[Start of Recorded data]

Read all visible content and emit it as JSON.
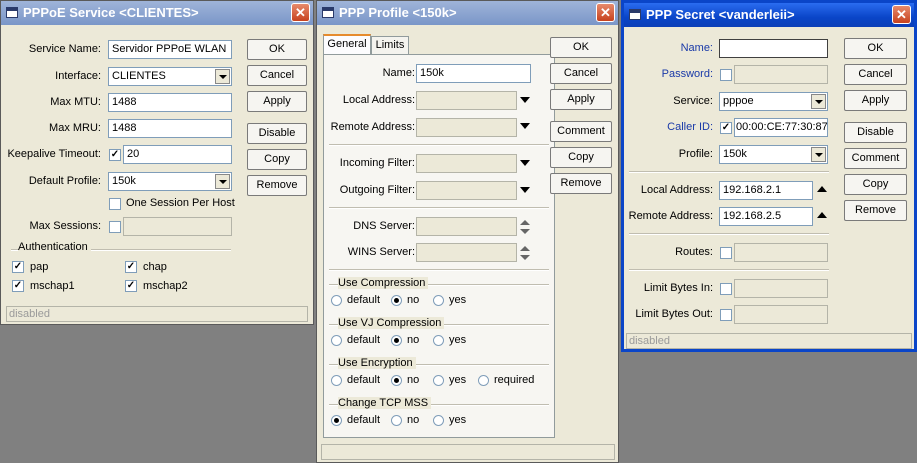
{
  "windows": {
    "pppoe": {
      "title": "PPPoE Service <CLIENTES>",
      "close_glyph": "✕",
      "service_name_label": "Service Name:",
      "service_name_value": "Servidor PPPoE WLAN",
      "interface_label": "Interface:",
      "interface_value": "CLIENTES",
      "max_mtu_label": "Max MTU:",
      "max_mtu_value": "1488",
      "max_mru_label": "Max MRU:",
      "max_mru_value": "1488",
      "keepalive_label": "Keepalive Timeout:",
      "keepalive_value": "20",
      "default_profile_label": "Default Profile:",
      "default_profile_value": "150k",
      "one_session_label": "One Session Per Host",
      "max_sessions_label": "Max Sessions:",
      "auth_group": "Authentication",
      "auth": {
        "pap": "pap",
        "chap": "chap",
        "mschap1": "mschap1",
        "mschap2": "mschap2"
      },
      "buttons": {
        "ok": "OK",
        "cancel": "Cancel",
        "apply": "Apply",
        "disable": "Disable",
        "copy": "Copy",
        "remove": "Remove"
      },
      "status": "disabled"
    },
    "profile": {
      "title": "PPP Profile <150k>",
      "close_glyph": "✕",
      "tabs": {
        "general": "General",
        "limits": "Limits"
      },
      "name_label": "Name:",
      "name_value": "150k",
      "local_address_label": "Local Address:",
      "remote_address_label": "Remote Address:",
      "incoming_filter_label": "Incoming Filter:",
      "outgoing_filter_label": "Outgoing Filter:",
      "dns_server_label": "DNS Server:",
      "wins_server_label": "WINS Server:",
      "use_compression": "Use Compression",
      "use_vj_compression": "Use VJ Compression",
      "use_encryption": "Use Encryption",
      "change_tcp_mss": "Change TCP MSS",
      "opt_default": "default",
      "opt_no": "no",
      "opt_yes": "yes",
      "opt_required": "required",
      "buttons": {
        "ok": "OK",
        "cancel": "Cancel",
        "apply": "Apply",
        "comment": "Comment",
        "copy": "Copy",
        "remove": "Remove"
      }
    },
    "secret": {
      "title": "PPP Secret <vanderleii>",
      "close_glyph": "✕",
      "name_label": "Name:",
      "name_value": "",
      "password_label": "Password:",
      "service_label": "Service:",
      "service_value": "pppoe",
      "caller_id_label": "Caller ID:",
      "caller_id_value": "00:00:CE:77:30:87",
      "profile_label": "Profile:",
      "profile_value": "150k",
      "local_address_label": "Local Address:",
      "local_address_value": "192.168.2.1",
      "remote_address_label": "Remote Address:",
      "remote_address_value": "192.168.2.5",
      "routes_label": "Routes:",
      "limit_in_label": "Limit Bytes In:",
      "limit_out_label": "Limit Bytes Out:",
      "buttons": {
        "ok": "OK",
        "cancel": "Cancel",
        "apply": "Apply",
        "disable": "Disable",
        "comment": "Comment",
        "copy": "Copy",
        "remove": "Remove"
      },
      "status": "disabled"
    }
  },
  "checks": {
    "pppoe_keepalive": true,
    "pppoe_one_session": false,
    "pppoe_max_sessions": false,
    "pppoe_pap": true,
    "pppoe_chap": true,
    "pppoe_mschap1": true,
    "pppoe_mschap2": true,
    "secret_password": false,
    "secret_caller_id": true,
    "secret_routes": false,
    "secret_limit_in": false,
    "secret_limit_out": false
  },
  "radios": {
    "use_compression": "no",
    "use_vj_compression": "no",
    "use_encryption": "no",
    "change_tcp_mss": "default"
  },
  "colors": {
    "active_title": "#0a45c8",
    "inactive_title": "#7a96c8",
    "dialog_bg": "#ece9d8",
    "label_blue": "#1a3aa8"
  },
  "icons": {
    "close": "close-icon",
    "check": "check-icon",
    "dropdown": "chevron-down-icon"
  }
}
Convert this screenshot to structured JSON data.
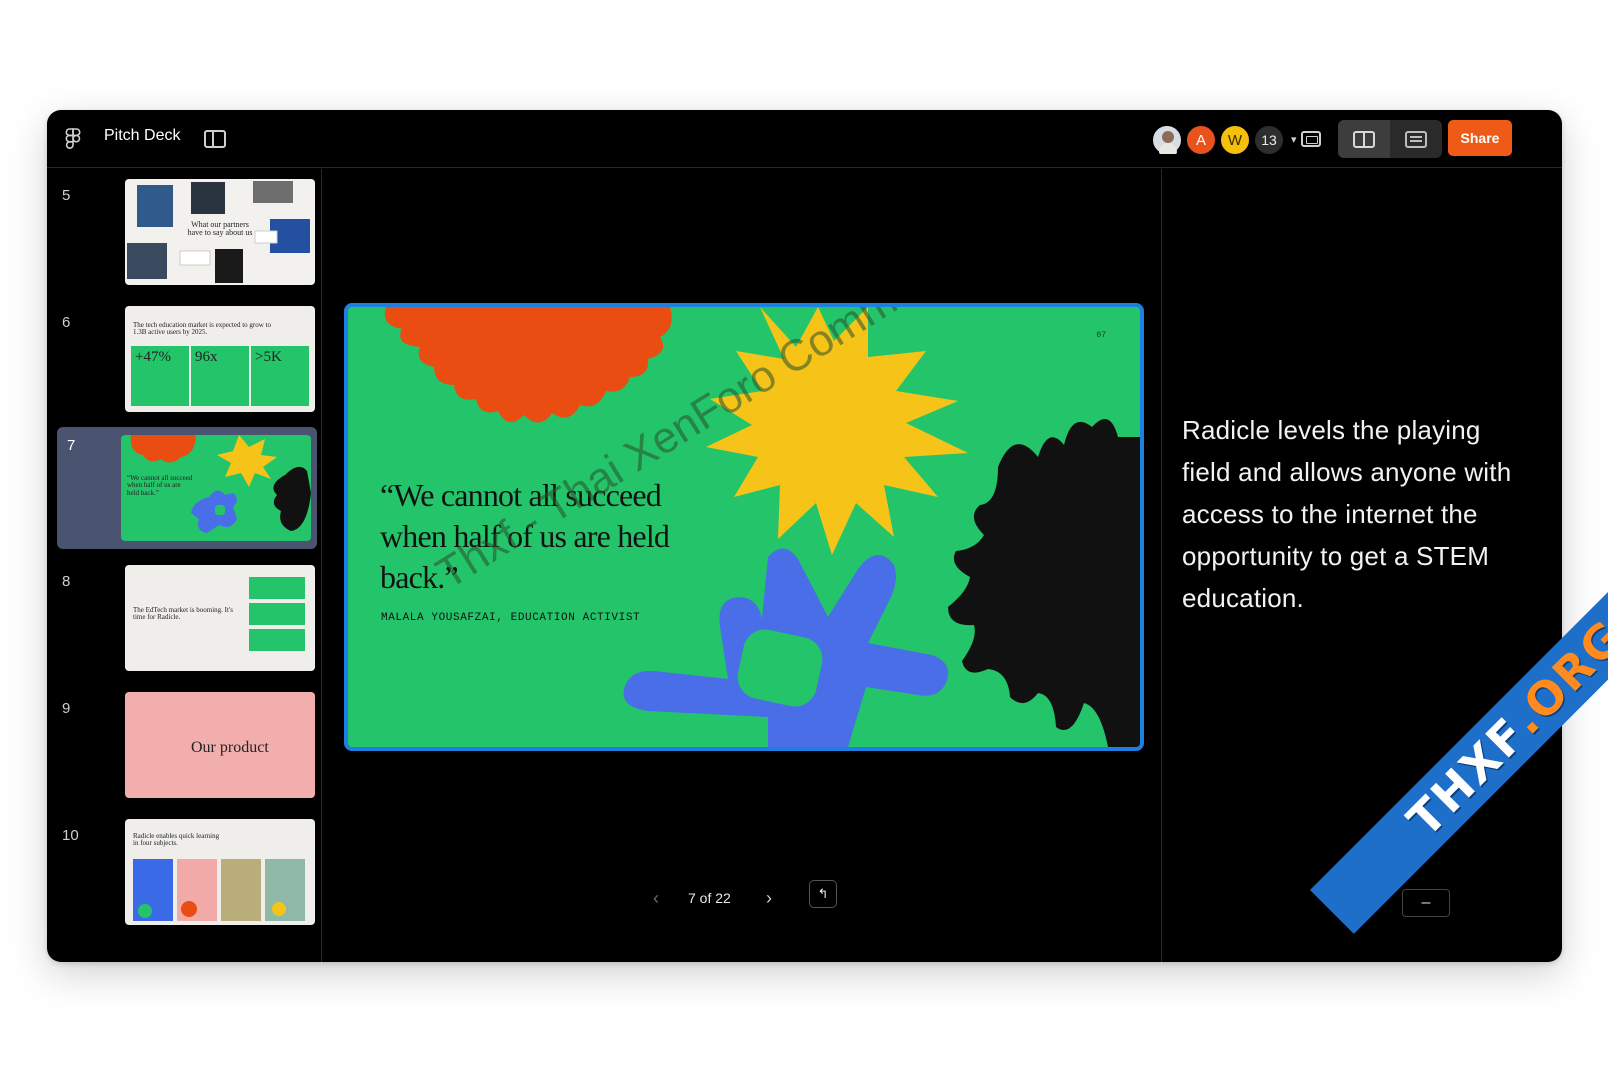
{
  "app": {
    "title": "Pitch Deck"
  },
  "collaborators": {
    "a": "A",
    "w": "W",
    "count": "13"
  },
  "toolbar": {
    "share_label": "Share"
  },
  "thumbnails": [
    {
      "num": "5",
      "caption": "What our partners have to say about us"
    },
    {
      "num": "6",
      "caption": "The tech education market is expected to grow to 1.3B active users by 2025.",
      "stats": [
        "+47%",
        "96x",
        ">5K"
      ]
    },
    {
      "num": "7",
      "caption": "“We cannot all succeed when half of us are held back.”"
    },
    {
      "num": "8",
      "caption": "The EdTech market is booming. It's time for Radicle."
    },
    {
      "num": "9",
      "caption": "Our product"
    },
    {
      "num": "10",
      "caption": "Radicle enables quick learning in four subjects."
    }
  ],
  "slide": {
    "quote": "“We cannot all succeed when half of us are held back.”",
    "attribution": "MALALA YOUSAFZAI, EDUCATION ACTIVIST",
    "number": "07",
    "watermark": "Thxf - Thai XenForo Community"
  },
  "pager": {
    "indicator": "7 of 22"
  },
  "notes": {
    "text": "Radicle levels the playing field and allows anyone with access to the internet the opportunity to get a STEM education."
  },
  "ribbon": {
    "main": "THXF",
    "suffix": ".ORG"
  },
  "colors": {
    "accent": "#ef5a17",
    "slide_border": "#1d7fe0",
    "slide_bg": "#24c46a",
    "selected_row": "#4a5370"
  }
}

[End of Recorded data]

### Exercise details
The records shown above are to be repeated exactly, with the pictures left out.

### Final result
Read all visible content and emit it as JSON.
{
  "windows": {
    "pppoe": {
      "title": "PPPoE Service <CLIENTES>",
      "close_glyph": "✕",
      "service_name_label": "Service Name:",
      "service_name_value": "Servidor PPPoE WLAN",
      "interface_label": "Interface:",
      "interface_value": "CLIENTES",
      "max_mtu_label": "Max MTU:",
      "max_mtu_value": "1488",
      "max_mru_label": "Max MRU:",
      "max_mru_value": "1488",
      "keepalive_label": "Keepalive Timeout:",
      "keepalive_value": "20",
      "default_profile_label": "Default Profile:",
      "default_profile_value": "150k",
      "one_session_label": "One Session Per Host",
      "max_sessions_label": "Max Sessions:",
      "auth_group": "Authentication",
      "auth": {
        "pap": "pap",
        "chap": "chap",
        "mschap1": "mschap1",
        "mschap2": "mschap2"
      },
      "buttons": {
        "ok": "OK",
        "cancel": "Cancel",
        "apply": "Apply",
        "disable": "Disable",
        "copy": "Copy",
        "remove": "Remove"
      },
      "status": "disabled"
    },
    "profile": {
      "title": "PPP Profile <150k>",
      "close_glyph": "✕",
      "tabs": {
        "general": "General",
        "limits": "Limits"
      },
      "name_label": "Name:",
      "name_value": "150k",
      "local_address_label": "Local Address:",
      "remote_address_label": "Remote Address:",
      "incoming_filter_label": "Incoming Filter:",
      "outgoing_filter_label": "Outgoing Filter:",
      "dns_server_label": "DNS Server:",
      "wins_server_label": "WINS Server:",
      "use_compression": "Use Compression",
      "use_vj_compression": "Use VJ Compression",
      "use_encryption": "Use Encryption",
      "change_tcp_mss": "Change TCP MSS",
      "opt_default": "default",
      "opt_no": "no",
      "opt_yes": "yes",
      "opt_required": "required",
      "buttons": {
        "ok": "OK",
        "cancel": "Cancel",
        "apply": "Apply",
        "comment": "Comment",
        "copy": "Copy",
        "remove": "Remove"
      }
    },
    "secret": {
      "title": "PPP Secret <vanderleii>",
      "close_glyph": "✕",
      "name_label": "Name:",
      "name_value": "",
      "password_label": "Password:",
      "service_label": "Service:",
      "service_value": "pppoe",
      "caller_id_label": "Caller ID:",
      "caller_id_value": "00:00:CE:77:30:87",
      "profile_label": "Profile:",
      "profile_value": "150k",
      "local_address_label": "Local Address:",
      "local_address_value": "192.168.2.1",
      "remote_address_label": "Remote Address:",
      "remote_address_value": "192.168.2.5",
      "routes_label": "Routes:",
      "limit_in_label": "Limit Bytes In:",
      "limit_out_label": "Limit Bytes Out:",
      "buttons": {
        "ok": "OK",
        "cancel": "Cancel",
        "apply": "Apply",
        "disable": "Disable",
        "comment": "Comment",
        "copy": "Copy",
        "remove": "Remove"
      },
      "status": "disabled"
    }
  },
  "checks": {
    "pppoe_keepalive": true,
    "pppoe_one_session": false,
    "pppoe_max_sessions": false,
    "pppoe_pap": true,
    "pppoe_chap": true,
    "pppoe_mschap1": true,
    "pppoe_mschap2": true,
    "secret_password": false,
    "secret_caller_id": true,
    "secret_routes": false,
    "secret_limit_in": false,
    "secret_limit_out": false
  },
  "radios": {
    "use_compression": "no",
    "use_vj_compression": "no",
    "use_encryption": "no",
    "change_tcp_mss": "default"
  },
  "colors": {
    "active_title": "#0a45c8",
    "inactive_title": "#7a96c8",
    "dialog_bg": "#ece9d8",
    "label_blue": "#1a3aa8"
  },
  "icons": {
    "close": "close-icon",
    "check": "check-icon",
    "dropdown": "chevron-down-icon"
  }
}
Convert this screenshot to structured JSON data.
{
  "app": {
    "title": "Pitch Deck"
  },
  "collaborators": {
    "a": "A",
    "w": "W",
    "count": "13"
  },
  "toolbar": {
    "share_label": "Share"
  },
  "thumbnails": [
    {
      "num": "5",
      "caption": "What our partners have to say about us"
    },
    {
      "num": "6",
      "caption": "The tech education market is expected to grow to 1.3B active users by 2025.",
      "stats": [
        "+47%",
        "96x",
        ">5K"
      ]
    },
    {
      "num": "7",
      "caption": "“We cannot all succeed when half of us are held back.”"
    },
    {
      "num": "8",
      "caption": "The EdTech market is booming. It's time for Radicle."
    },
    {
      "num": "9",
      "caption": "Our product"
    },
    {
      "num": "10",
      "caption": "Radicle enables quick learning in four subjects."
    }
  ],
  "slide": {
    "quote": "“We cannot all succeed when half of us are held back.”",
    "attribution": "MALALA YOUSAFZAI, EDUCATION ACTIVIST",
    "number": "07",
    "watermark": "Thxf - Thai XenForo Community"
  },
  "pager": {
    "indicator": "7 of 22"
  },
  "notes": {
    "text": "Radicle levels the playing field and allows anyone with access to the internet the opportunity to get a STEM education."
  },
  "ribbon": {
    "main": "THXF",
    "suffix": ".ORG"
  },
  "colors": {
    "accent": "#ef5a17",
    "slide_border": "#1d7fe0",
    "slide_bg": "#24c46a",
    "selected_row": "#4a5370"
  }
}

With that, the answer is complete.